» Prompt
Among the entries, which lines carry the string "chart"? Copy each of them.

» Listed records

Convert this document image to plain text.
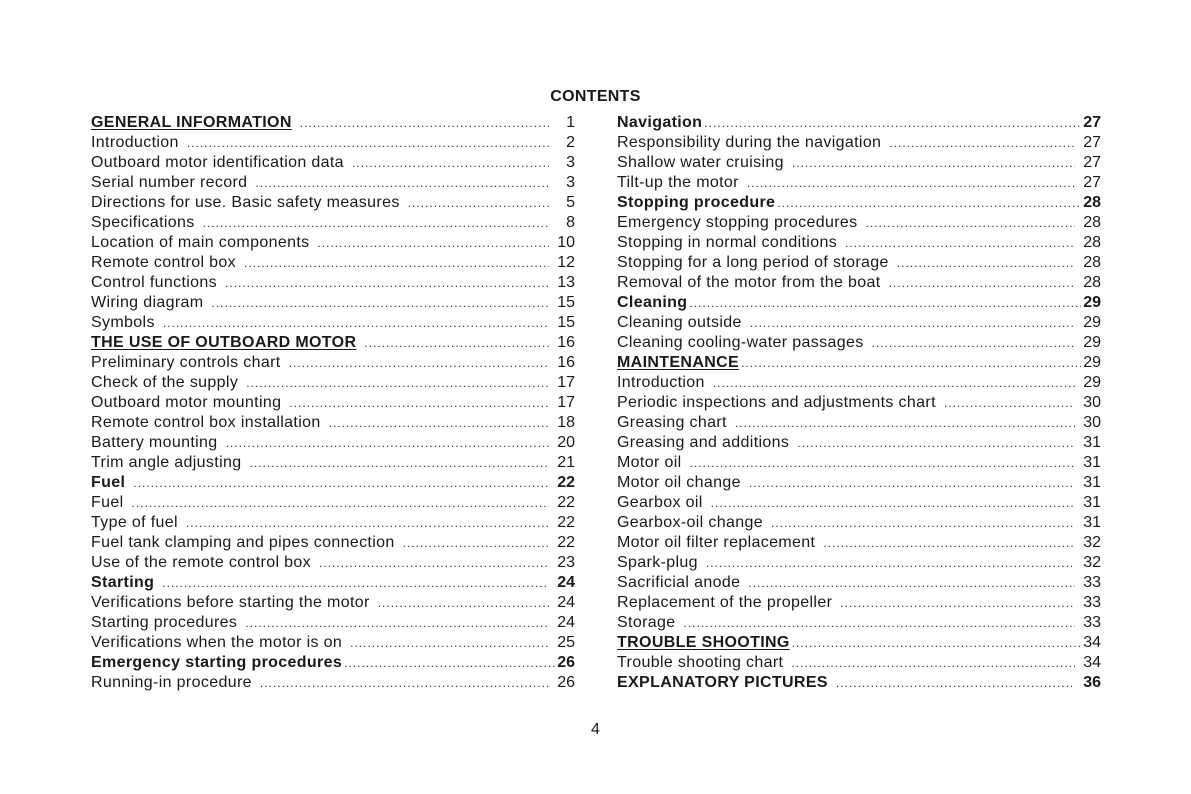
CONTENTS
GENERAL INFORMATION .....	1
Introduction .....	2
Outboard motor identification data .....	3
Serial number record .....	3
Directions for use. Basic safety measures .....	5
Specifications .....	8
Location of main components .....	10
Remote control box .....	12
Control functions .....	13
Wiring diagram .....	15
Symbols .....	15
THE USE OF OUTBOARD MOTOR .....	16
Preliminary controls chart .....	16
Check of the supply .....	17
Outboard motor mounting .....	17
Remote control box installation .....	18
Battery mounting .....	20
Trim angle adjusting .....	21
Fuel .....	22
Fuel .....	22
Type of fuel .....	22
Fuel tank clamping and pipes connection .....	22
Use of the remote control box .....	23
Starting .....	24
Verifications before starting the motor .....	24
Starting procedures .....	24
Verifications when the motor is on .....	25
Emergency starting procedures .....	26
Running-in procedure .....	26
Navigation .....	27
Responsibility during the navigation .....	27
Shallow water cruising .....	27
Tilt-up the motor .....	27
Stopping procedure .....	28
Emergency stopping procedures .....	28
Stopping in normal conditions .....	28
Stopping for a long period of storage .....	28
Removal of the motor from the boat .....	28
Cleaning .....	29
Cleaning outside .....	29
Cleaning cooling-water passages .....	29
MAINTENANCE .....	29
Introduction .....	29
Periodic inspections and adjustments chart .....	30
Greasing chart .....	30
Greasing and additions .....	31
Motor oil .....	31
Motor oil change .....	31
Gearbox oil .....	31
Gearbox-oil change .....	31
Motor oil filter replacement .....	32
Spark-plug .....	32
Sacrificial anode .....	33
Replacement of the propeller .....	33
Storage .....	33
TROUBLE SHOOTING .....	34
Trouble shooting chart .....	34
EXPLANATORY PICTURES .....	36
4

» Completed task
Preliminary controls chart .....	16
Periodic inspections and adjustments chart .....	30
Greasing chart .....	30
Trouble shooting chart .....	34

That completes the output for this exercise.